Extract each line of the material that follows exactly and omit its pictures.

Start MATERIAL

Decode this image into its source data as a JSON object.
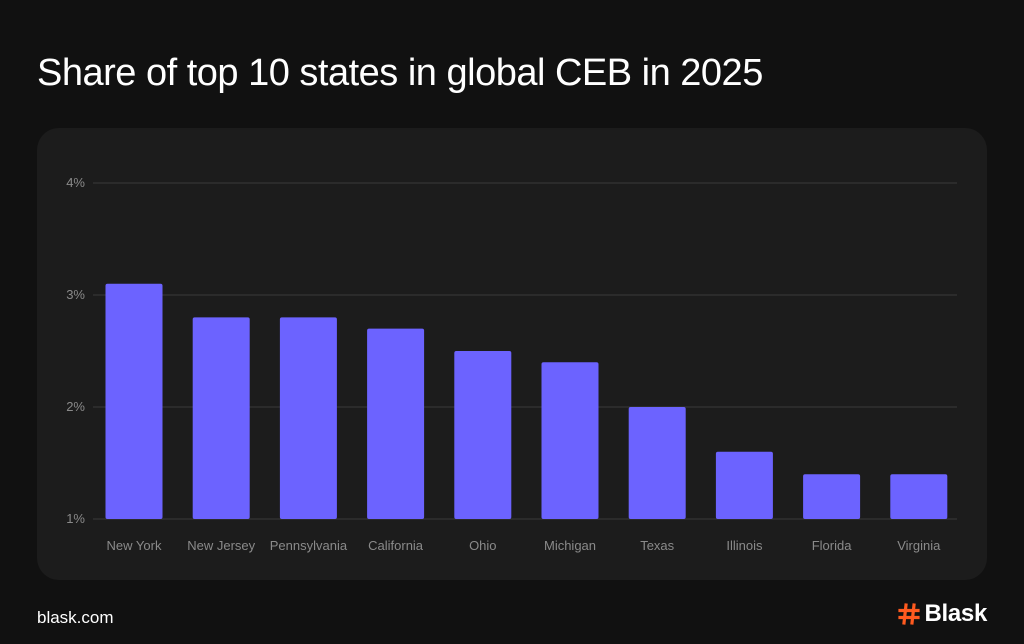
{
  "header": {
    "title": "Share of top 10 states in global CEB in 2025"
  },
  "footer": {
    "url": "blask.com",
    "brand": "Blask"
  },
  "colors": {
    "bar": "#6c63ff",
    "background": "#111111",
    "card": "#1c1c1c",
    "grid": "#3a3a3a",
    "tick_text": "#8a8a8a",
    "brand_accent": "#ff5a1f"
  },
  "chart_data": {
    "type": "bar",
    "title": "Share of top 10 states in global CEB in 2025",
    "xlabel": "",
    "ylabel": "",
    "categories": [
      "New York",
      "New Jersey",
      "Pennsylvania",
      "California",
      "Ohio",
      "Michigan",
      "Texas",
      "Illinois",
      "Florida",
      "Virginia"
    ],
    "values": [
      3.1,
      2.8,
      2.8,
      2.7,
      2.5,
      2.4,
      2.0,
      1.6,
      1.4,
      1.4
    ],
    "ylim": [
      1,
      4
    ],
    "yticks": [
      1,
      2,
      3,
      4
    ],
    "ytick_labels": [
      "1%",
      "2%",
      "3%",
      "4%"
    ],
    "unit": "%",
    "grid": true,
    "legend": "none"
  }
}
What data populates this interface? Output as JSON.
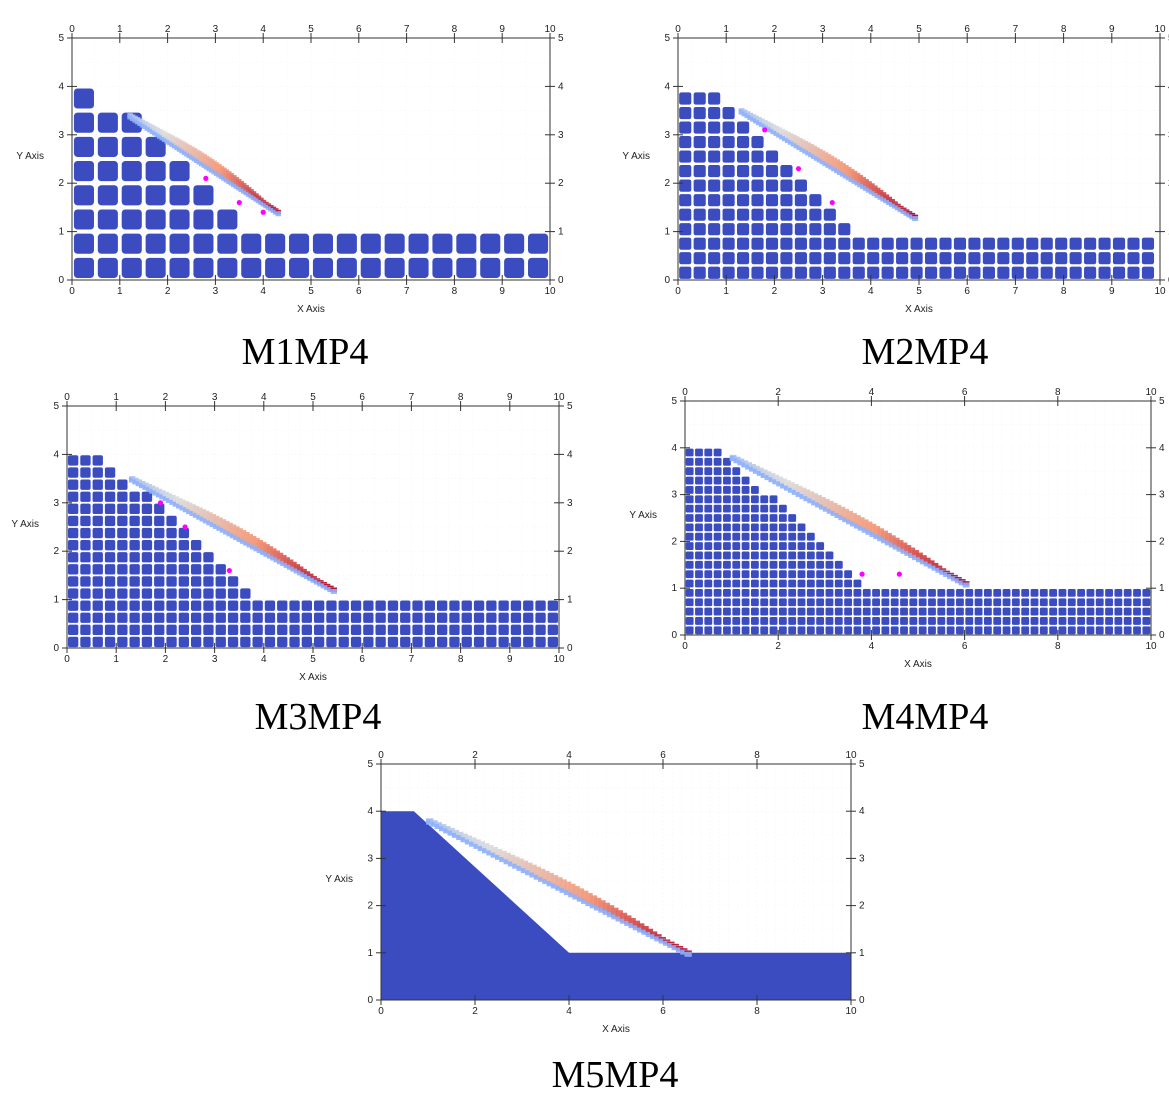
{
  "figure": {
    "captions": [
      "M1MP4",
      "M2MP4",
      "M3MP4",
      "M4MP4",
      "M5MP4"
    ]
  },
  "chart_data": [
    {
      "type": "scatter",
      "id": "M1MP4",
      "caption": "M1MP4",
      "xlabel": "X Axis",
      "ylabel": "Y Axis",
      "xlim": [
        0,
        10
      ],
      "ylim": [
        0,
        5
      ],
      "xticks": [
        0,
        1,
        2,
        3,
        4,
        5,
        6,
        7,
        8,
        9,
        10
      ],
      "yticks": [
        0,
        1,
        2,
        3,
        4,
        5
      ],
      "particle_spacing": 0.5,
      "profile": {
        "x": [
          0,
          0.6,
          0.9,
          4.0,
          10
        ],
        "y": [
          3.9,
          3.9,
          3.6,
          0.9,
          0.9
        ]
      },
      "runout_tip": [
        4.3,
        1.4
      ],
      "colormap": [
        "#3b4cc0",
        "#8db0fe",
        "#dddddd",
        "#f49a7b",
        "#b40426"
      ],
      "markers": [
        [
          2.8,
          2.1
        ],
        [
          3.5,
          1.6
        ],
        [
          4.0,
          1.4
        ]
      ],
      "marker_color": "#ff00ff"
    },
    {
      "type": "scatter",
      "id": "M2MP4",
      "caption": "M2MP4",
      "xlabel": "X Axis",
      "ylabel": "Y Axis",
      "xlim": [
        0,
        10
      ],
      "ylim": [
        0,
        5
      ],
      "xticks": [
        0,
        1,
        2,
        3,
        4,
        5,
        6,
        7,
        8,
        9,
        10
      ],
      "yticks": [
        0,
        1,
        2,
        3,
        4,
        5
      ],
      "particle_spacing": 0.3,
      "profile": {
        "x": [
          0,
          0.7,
          1.0,
          3.6,
          10
        ],
        "y": [
          4.0,
          4.0,
          3.7,
          1.0,
          1.0
        ]
      },
      "runout_tip": [
        4.9,
        1.3
      ],
      "colormap": [
        "#3b4cc0",
        "#8db0fe",
        "#dddddd",
        "#f49a7b",
        "#b40426"
      ],
      "markers": [
        [
          1.8,
          3.1
        ],
        [
          2.5,
          2.3
        ],
        [
          3.2,
          1.6
        ]
      ],
      "marker_color": "#ff00ff"
    },
    {
      "type": "scatter",
      "id": "M3MP4",
      "caption": "M3MP4",
      "xlabel": "X Axis",
      "ylabel": "Y Axis",
      "xlim": [
        0,
        10
      ],
      "ylim": [
        0,
        5
      ],
      "xticks": [
        0,
        1,
        2,
        3,
        4,
        5,
        6,
        7,
        8,
        9,
        10
      ],
      "yticks": [
        0,
        1,
        2,
        3,
        4,
        5
      ],
      "particle_spacing": 0.25,
      "profile": {
        "x": [
          0,
          0.7,
          1.0,
          4.0,
          10
        ],
        "y": [
          4.0,
          4.0,
          3.7,
          1.0,
          1.0
        ]
      },
      "runout_tip": [
        5.4,
        1.2
      ],
      "colormap": [
        "#3b4cc0",
        "#8db0fe",
        "#dddddd",
        "#f49a7b",
        "#b40426"
      ],
      "markers": [
        [
          1.9,
          3.0
        ],
        [
          2.4,
          2.5
        ],
        [
          3.3,
          1.6
        ]
      ],
      "marker_color": "#ff00ff"
    },
    {
      "type": "scatter",
      "id": "M4MP4",
      "caption": "M4MP4",
      "xlabel": "X Axis",
      "ylabel": "Y Axis",
      "xlim": [
        0,
        10
      ],
      "ylim": [
        0,
        5
      ],
      "xticks": [
        0,
        2,
        4,
        6,
        8,
        10
      ],
      "yticks": [
        0,
        1,
        2,
        3,
        4,
        5
      ],
      "particle_spacing": 0.2,
      "profile": {
        "x": [
          0,
          0.7,
          4.0,
          10
        ],
        "y": [
          4.0,
          4.0,
          1.0,
          1.0
        ]
      },
      "runout_tip": [
        6.0,
        1.1
      ],
      "colormap": [
        "#3b4cc0",
        "#8db0fe",
        "#dddddd",
        "#f49a7b",
        "#b40426"
      ],
      "markers": [
        [
          3.8,
          1.3
        ],
        [
          4.6,
          1.3
        ]
      ],
      "marker_color": "#ff00ff"
    },
    {
      "type": "scatter",
      "id": "M5MP4",
      "caption": "M5MP4",
      "xlabel": "X Axis",
      "ylabel": "Y Axis",
      "xlim": [
        0,
        10
      ],
      "ylim": [
        0,
        5
      ],
      "xticks": [
        0,
        2,
        4,
        6,
        8,
        10
      ],
      "yticks": [
        0,
        1,
        2,
        3,
        4,
        5
      ],
      "particle_spacing": 0.1,
      "profile": {
        "x": [
          0,
          0.7,
          4.0,
          10
        ],
        "y": [
          4.0,
          4.0,
          1.0,
          1.0
        ]
      },
      "runout_tip": [
        6.5,
        1.0
      ],
      "colormap": [
        "#3b4cc0",
        "#8db0fe",
        "#dddddd",
        "#f49a7b",
        "#b40426"
      ],
      "markers": [],
      "marker_color": "#ff00ff"
    }
  ]
}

End MATERIAL

▶ [ANSWER FOR THIS EXERCISE]:
Decode this image into its source data as a JSON object.
{
  "header": {
    "title": "Share of top 10 states in global CEB in 2025"
  },
  "footer": {
    "url": "blask.com",
    "brand": "Blask"
  },
  "colors": {
    "bar": "#6c63ff",
    "background": "#111111",
    "card": "#1c1c1c",
    "grid": "#3a3a3a",
    "tick_text": "#8a8a8a",
    "brand_accent": "#ff5a1f"
  },
  "chart_data": {
    "type": "bar",
    "title": "Share of top 10 states in global CEB in 2025",
    "xlabel": "",
    "ylabel": "",
    "categories": [
      "New York",
      "New Jersey",
      "Pennsylvania",
      "California",
      "Ohio",
      "Michigan",
      "Texas",
      "Illinois",
      "Florida",
      "Virginia"
    ],
    "values": [
      3.1,
      2.8,
      2.8,
      2.7,
      2.5,
      2.4,
      2.0,
      1.6,
      1.4,
      1.4
    ],
    "ylim": [
      1,
      4
    ],
    "yticks": [
      1,
      2,
      3,
      4
    ],
    "ytick_labels": [
      "1%",
      "2%",
      "3%",
      "4%"
    ],
    "unit": "%",
    "grid": true,
    "legend": "none"
  }
}
What data populates this interface? Output as JSON.
{
  "figure": {
    "captions": [
      "M1MP4",
      "M2MP4",
      "M3MP4",
      "M4MP4",
      "M5MP4"
    ]
  },
  "chart_data": [
    {
      "type": "scatter",
      "id": "M1MP4",
      "caption": "M1MP4",
      "xlabel": "X Axis",
      "ylabel": "Y Axis",
      "xlim": [
        0,
        10
      ],
      "ylim": [
        0,
        5
      ],
      "xticks": [
        0,
        1,
        2,
        3,
        4,
        5,
        6,
        7,
        8,
        9,
        10
      ],
      "yticks": [
        0,
        1,
        2,
        3,
        4,
        5
      ],
      "particle_spacing": 0.5,
      "profile": {
        "x": [
          0,
          0.6,
          0.9,
          4.0,
          10
        ],
        "y": [
          3.9,
          3.9,
          3.6,
          0.9,
          0.9
        ]
      },
      "runout_tip": [
        4.3,
        1.4
      ],
      "colormap": [
        "#3b4cc0",
        "#8db0fe",
        "#dddddd",
        "#f49a7b",
        "#b40426"
      ],
      "markers": [
        [
          2.8,
          2.1
        ],
        [
          3.5,
          1.6
        ],
        [
          4.0,
          1.4
        ]
      ],
      "marker_color": "#ff00ff"
    },
    {
      "type": "scatter",
      "id": "M2MP4",
      "caption": "M2MP4",
      "xlabel": "X Axis",
      "ylabel": "Y Axis",
      "xlim": [
        0,
        10
      ],
      "ylim": [
        0,
        5
      ],
      "xticks": [
        0,
        1,
        2,
        3,
        4,
        5,
        6,
        7,
        8,
        9,
        10
      ],
      "yticks": [
        0,
        1,
        2,
        3,
        4,
        5
      ],
      "particle_spacing": 0.3,
      "profile": {
        "x": [
          0,
          0.7,
          1.0,
          3.6,
          10
        ],
        "y": [
          4.0,
          4.0,
          3.7,
          1.0,
          1.0
        ]
      },
      "runout_tip": [
        4.9,
        1.3
      ],
      "colormap": [
        "#3b4cc0",
        "#8db0fe",
        "#dddddd",
        "#f49a7b",
        "#b40426"
      ],
      "markers": [
        [
          1.8,
          3.1
        ],
        [
          2.5,
          2.3
        ],
        [
          3.2,
          1.6
        ]
      ],
      "marker_color": "#ff00ff"
    },
    {
      "type": "scatter",
      "id": "M3MP4",
      "caption": "M3MP4",
      "xlabel": "X Axis",
      "ylabel": "Y Axis",
      "xlim": [
        0,
        10
      ],
      "ylim": [
        0,
        5
      ],
      "xticks": [
        0,
        1,
        2,
        3,
        4,
        5,
        6,
        7,
        8,
        9,
        10
      ],
      "yticks": [
        0,
        1,
        2,
        3,
        4,
        5
      ],
      "particle_spacing": 0.25,
      "profile": {
        "x": [
          0,
          0.7,
          1.0,
          4.0,
          10
        ],
        "y": [
          4.0,
          4.0,
          3.7,
          1.0,
          1.0
        ]
      },
      "runout_tip": [
        5.4,
        1.2
      ],
      "colormap": [
        "#3b4cc0",
        "#8db0fe",
        "#dddddd",
        "#f49a7b",
        "#b40426"
      ],
      "markers": [
        [
          1.9,
          3.0
        ],
        [
          2.4,
          2.5
        ],
        [
          3.3,
          1.6
        ]
      ],
      "marker_color": "#ff00ff"
    },
    {
      "type": "scatter",
      "id": "M4MP4",
      "caption": "M4MP4",
      "xlabel": "X Axis",
      "ylabel": "Y Axis",
      "xlim": [
        0,
        10
      ],
      "ylim": [
        0,
        5
      ],
      "xticks": [
        0,
        2,
        4,
        6,
        8,
        10
      ],
      "yticks": [
        0,
        1,
        2,
        3,
        4,
        5
      ],
      "particle_spacing": 0.2,
      "profile": {
        "x": [
          0,
          0.7,
          4.0,
          10
        ],
        "y": [
          4.0,
          4.0,
          1.0,
          1.0
        ]
      },
      "runout_tip": [
        6.0,
        1.1
      ],
      "colormap": [
        "#3b4cc0",
        "#8db0fe",
        "#dddddd",
        "#f49a7b",
        "#b40426"
      ],
      "markers": [
        [
          3.8,
          1.3
        ],
        [
          4.6,
          1.3
        ]
      ],
      "marker_color": "#ff00ff"
    },
    {
      "type": "scatter",
      "id": "M5MP4",
      "caption": "M5MP4",
      "xlabel": "X Axis",
      "ylabel": "Y Axis",
      "xlim": [
        0,
        10
      ],
      "ylim": [
        0,
        5
      ],
      "xticks": [
        0,
        2,
        4,
        6,
        8,
        10
      ],
      "yticks": [
        0,
        1,
        2,
        3,
        4,
        5
      ],
      "particle_spacing": 0.1,
      "profile": {
        "x": [
          0,
          0.7,
          4.0,
          10
        ],
        "y": [
          4.0,
          4.0,
          1.0,
          1.0
        ]
      },
      "runout_tip": [
        6.5,
        1.0
      ],
      "colormap": [
        "#3b4cc0",
        "#8db0fe",
        "#dddddd",
        "#f49a7b",
        "#b40426"
      ],
      "markers": [],
      "marker_color": "#ff00ff"
    }
  ]
}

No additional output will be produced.